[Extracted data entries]
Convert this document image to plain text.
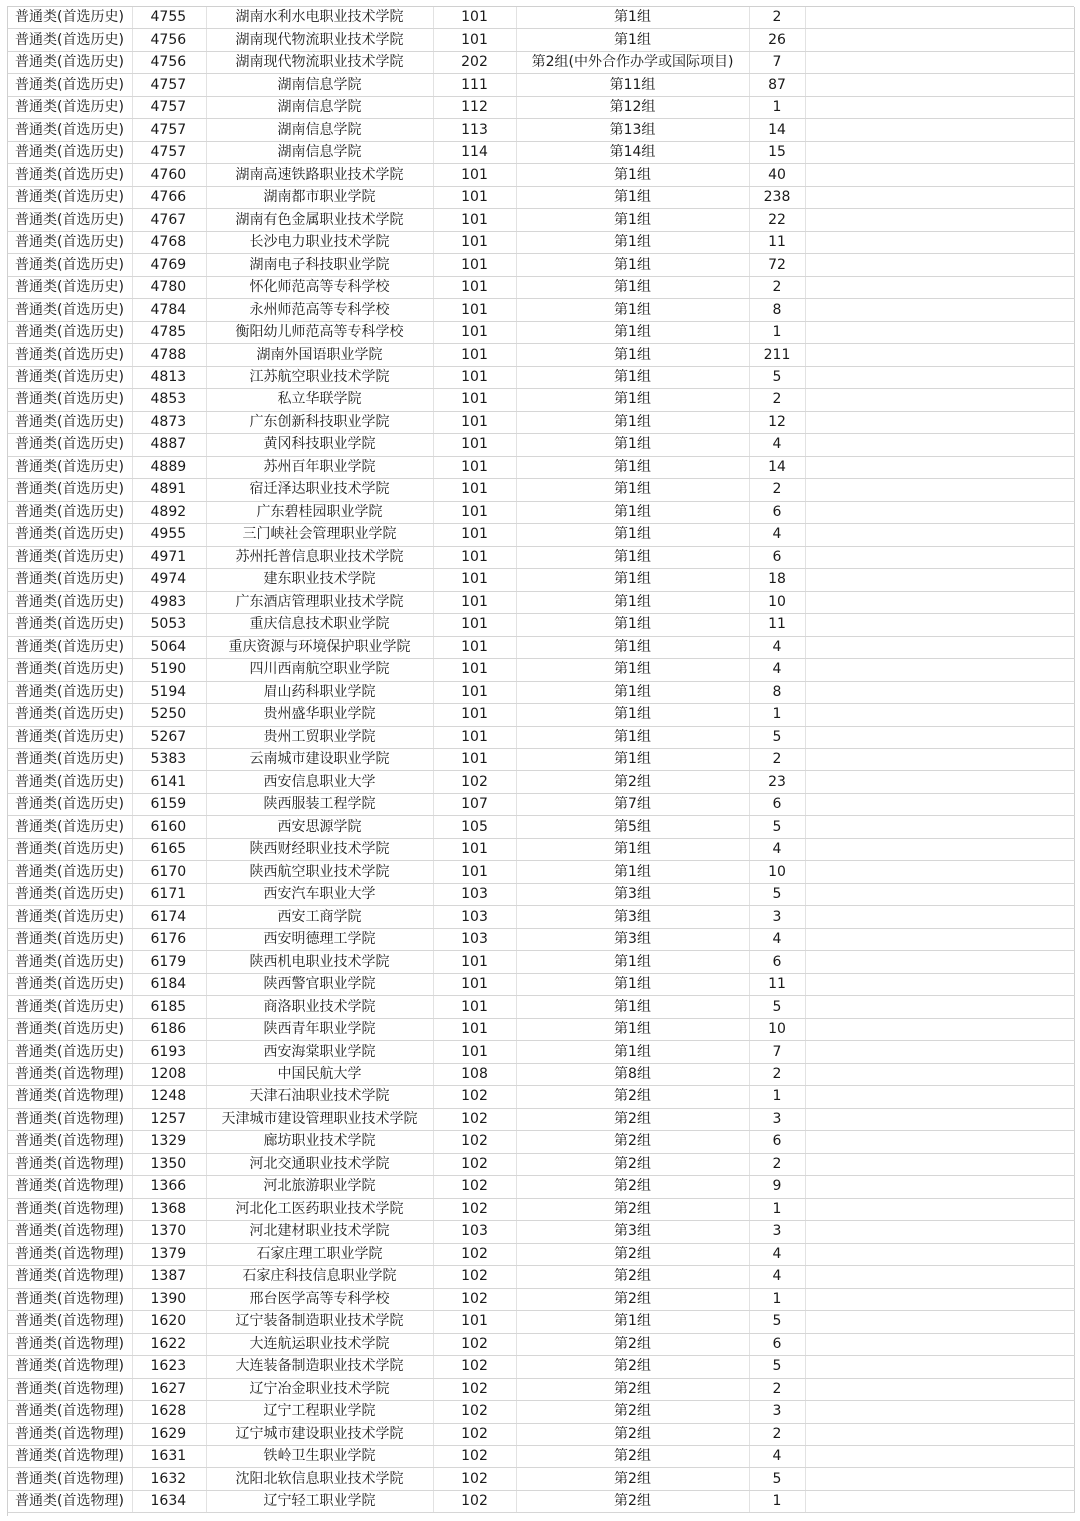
普通类(首选历史)	4755	湖南水利水电职业技术学院	101	第1组	2	
普通类(首选历史)	4756	湖南现代物流职业技术学院	101	第1组	26	
普通类(首选历史)	4756	湖南现代物流职业技术学院	202	第2组(中外合作办学或国际项目)	7	
普通类(首选历史)	4757	湖南信息学院	111	第11组	87	
普通类(首选历史)	4757	湖南信息学院	112	第12组	1	
普通类(首选历史)	4757	湖南信息学院	113	第13组	14	
普通类(首选历史)	4757	湖南信息学院	114	第14组	15	
普通类(首选历史)	4760	湖南高速铁路职业技术学院	101	第1组	40	
普通类(首选历史)	4766	湖南都市职业学院	101	第1组	238	
普通类(首选历史)	4767	湖南有色金属职业技术学院	101	第1组	22	
普通类(首选历史)	4768	长沙电力职业技术学院	101	第1组	11	
普通类(首选历史)	4769	湖南电子科技职业学院	101	第1组	72	
普通类(首选历史)	4780	怀化师范高等专科学校	101	第1组	2	
普通类(首选历史)	4784	永州师范高等专科学校	101	第1组	8	
普通类(首选历史)	4785	衡阳幼儿师范高等专科学校	101	第1组	1	
普通类(首选历史)	4788	湖南外国语职业学院	101	第1组	211	
普通类(首选历史)	4813	江苏航空职业技术学院	101	第1组	5	
普通类(首选历史)	4853	私立华联学院	101	第1组	2	
普通类(首选历史)	4873	广东创新科技职业学院	101	第1组	12	
普通类(首选历史)	4887	黄冈科技职业学院	101	第1组	4	
普通类(首选历史)	4889	苏州百年职业学院	101	第1组	14	
普通类(首选历史)	4891	宿迁泽达职业技术学院	101	第1组	2	
普通类(首选历史)	4892	广东碧桂园职业学院	101	第1组	6	
普通类(首选历史)	4955	三门峡社会管理职业学院	101	第1组	4	
普通类(首选历史)	4971	苏州托普信息职业技术学院	101	第1组	6	
普通类(首选历史)	4974	建东职业技术学院	101	第1组	18	
普通类(首选历史)	4983	广东酒店管理职业技术学院	101	第1组	10	
普通类(首选历史)	5053	重庆信息技术职业学院	101	第1组	11	
普通类(首选历史)	5064	重庆资源与环境保护职业学院	101	第1组	4	
普通类(首选历史)	5190	四川西南航空职业学院	101	第1组	4	
普通类(首选历史)	5194	眉山药科职业学院	101	第1组	8	
普通类(首选历史)	5250	贵州盛华职业学院	101	第1组	1	
普通类(首选历史)	5267	贵州工贸职业学院	101	第1组	5	
普通类(首选历史)	5383	云南城市建设职业学院	101	第1组	2	
普通类(首选历史)	6141	西安信息职业大学	102	第2组	23	
普通类(首选历史)	6159	陕西服装工程学院	107	第7组	6	
普通类(首选历史)	6160	西安思源学院	105	第5组	5	
普通类(首选历史)	6165	陕西财经职业技术学院	101	第1组	4	
普通类(首选历史)	6170	陕西航空职业技术学院	101	第1组	10	
普通类(首选历史)	6171	西安汽车职业大学	103	第3组	5	
普通类(首选历史)	6174	西安工商学院	103	第3组	3	
普通类(首选历史)	6176	西安明德理工学院	103	第3组	4	
普通类(首选历史)	6179	陕西机电职业技术学院	101	第1组	6	
普通类(首选历史)	6184	陕西警官职业学院	101	第1组	11	
普通类(首选历史)	6185	商洛职业技术学院	101	第1组	5	
普通类(首选历史)	6186	陕西青年职业学院	101	第1组	10	
普通类(首选历史)	6193	西安海棠职业学院	101	第1组	7	
普通类(首选物理)	1208	中国民航大学	108	第8组	2	
普通类(首选物理)	1248	天津石油职业技术学院	102	第2组	1	
普通类(首选物理)	1257	天津城市建设管理职业技术学院	102	第2组	3	
普通类(首选物理)	1329	廊坊职业技术学院	102	第2组	6	
普通类(首选物理)	1350	河北交通职业技术学院	102	第2组	2	
普通类(首选物理)	1366	河北旅游职业学院	102	第2组	9	
普通类(首选物理)	1368	河北化工医药职业技术学院	102	第2组	1	
普通类(首选物理)	1370	河北建材职业技术学院	103	第3组	3	
普通类(首选物理)	1379	石家庄理工职业学院	102	第2组	4	
普通类(首选物理)	1387	石家庄科技信息职业学院	102	第2组	4	
普通类(首选物理)	1390	邢台医学高等专科学校	102	第2组	1	
普通类(首选物理)	1620	辽宁装备制造职业技术学院	101	第1组	5	
普通类(首选物理)	1622	大连航运职业技术学院	102	第2组	6	
普通类(首选物理)	1623	大连装备制造职业技术学院	102	第2组	5	
普通类(首选物理)	1627	辽宁冶金职业技术学院	102	第2组	2	
普通类(首选物理)	1628	辽宁工程职业学院	102	第2组	3	
普通类(首选物理)	1629	辽宁城市建设职业技术学院	102	第2组	2	
普通类(首选物理)	1631	铁岭卫生职业学院	102	第2组	4	
普通类(首选物理)	1632	沈阳北软信息职业技术学院	102	第2组	5	
普通类(首选物理)	1634	辽宁轻工职业学院	102	第2组	1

» OBJECTIVE
From the entries above, copy every line where the word "湖南现代物流职业技术学院" shows up.

» TASK OUTPUT
普通类(首选历史)	4756	湖南现代物流职业技术学院	101	第1组	26	
普通类(首选历史)	4756	湖南现代物流职业技术学院	202	第2组(中外合作办学或国际项目)	7	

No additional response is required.